╭─ Dataset content

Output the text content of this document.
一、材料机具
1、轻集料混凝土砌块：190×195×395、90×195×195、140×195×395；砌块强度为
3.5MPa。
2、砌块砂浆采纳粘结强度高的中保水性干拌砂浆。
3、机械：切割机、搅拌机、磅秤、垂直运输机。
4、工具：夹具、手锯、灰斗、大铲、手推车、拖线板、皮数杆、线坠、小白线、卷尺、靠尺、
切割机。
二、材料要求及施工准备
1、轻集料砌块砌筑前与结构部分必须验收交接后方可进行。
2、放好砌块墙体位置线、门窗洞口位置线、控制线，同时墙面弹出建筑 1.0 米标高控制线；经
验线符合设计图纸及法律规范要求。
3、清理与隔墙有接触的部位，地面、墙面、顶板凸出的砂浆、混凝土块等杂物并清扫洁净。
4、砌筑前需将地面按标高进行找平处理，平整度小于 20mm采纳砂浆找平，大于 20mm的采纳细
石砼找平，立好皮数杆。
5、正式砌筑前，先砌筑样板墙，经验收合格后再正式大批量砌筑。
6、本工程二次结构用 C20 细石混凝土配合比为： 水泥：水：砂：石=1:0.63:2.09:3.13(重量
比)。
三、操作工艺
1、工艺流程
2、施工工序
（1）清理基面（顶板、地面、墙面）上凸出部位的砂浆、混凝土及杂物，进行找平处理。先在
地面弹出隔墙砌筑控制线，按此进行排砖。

╰─

## Task directions:
Each line of the material above must be retyped precisely.

## Answer to the task:
Output the text content of this document.
一、材料机具
1、轻集料混凝土砌块：190×195×395、90×195×195、140×195×395；砌块强度为
3.5MPa。
2、砌块砂浆采纳粘结强度高的中保水性干拌砂浆。
3、机械：切割机、搅拌机、磅秤、垂直运输机。
4、工具：夹具、手锯、灰斗、大铲、手推车、拖线板、皮数杆、线坠、小白线、卷尺、靠尺、
切割机。
二、材料要求及施工准备
1、轻集料砌块砌筑前与结构部分必须验收交接后方可进行。
2、放好砌块墙体位置线、门窗洞口位置线、控制线，同时墙面弹出建筑 1.0 米标高控制线；经
验线符合设计图纸及法律规范要求。
3、清理与隔墙有接触的部位，地面、墙面、顶板凸出的砂浆、混凝土块等杂物并清扫洁净。
4、砌筑前需将地面按标高进行找平处理，平整度小于 20mm采纳砂浆找平，大于 20mm的采纳细
石砼找平，立好皮数杆。
5、正式砌筑前，先砌筑样板墙，经验收合格后再正式大批量砌筑。
6、本工程二次结构用 C20 细石混凝土配合比为： 水泥：水：砂：石=1:0.63:2.09:3.13(重量
比)。
三、操作工艺
1、工艺流程
2、施工工序
（1）清理基面（顶板、地面、墙面）上凸出部位的砂浆、混凝土及杂物，进行找平处理。先在
地面弹出隔墙砌筑控制线，按此进行排砖。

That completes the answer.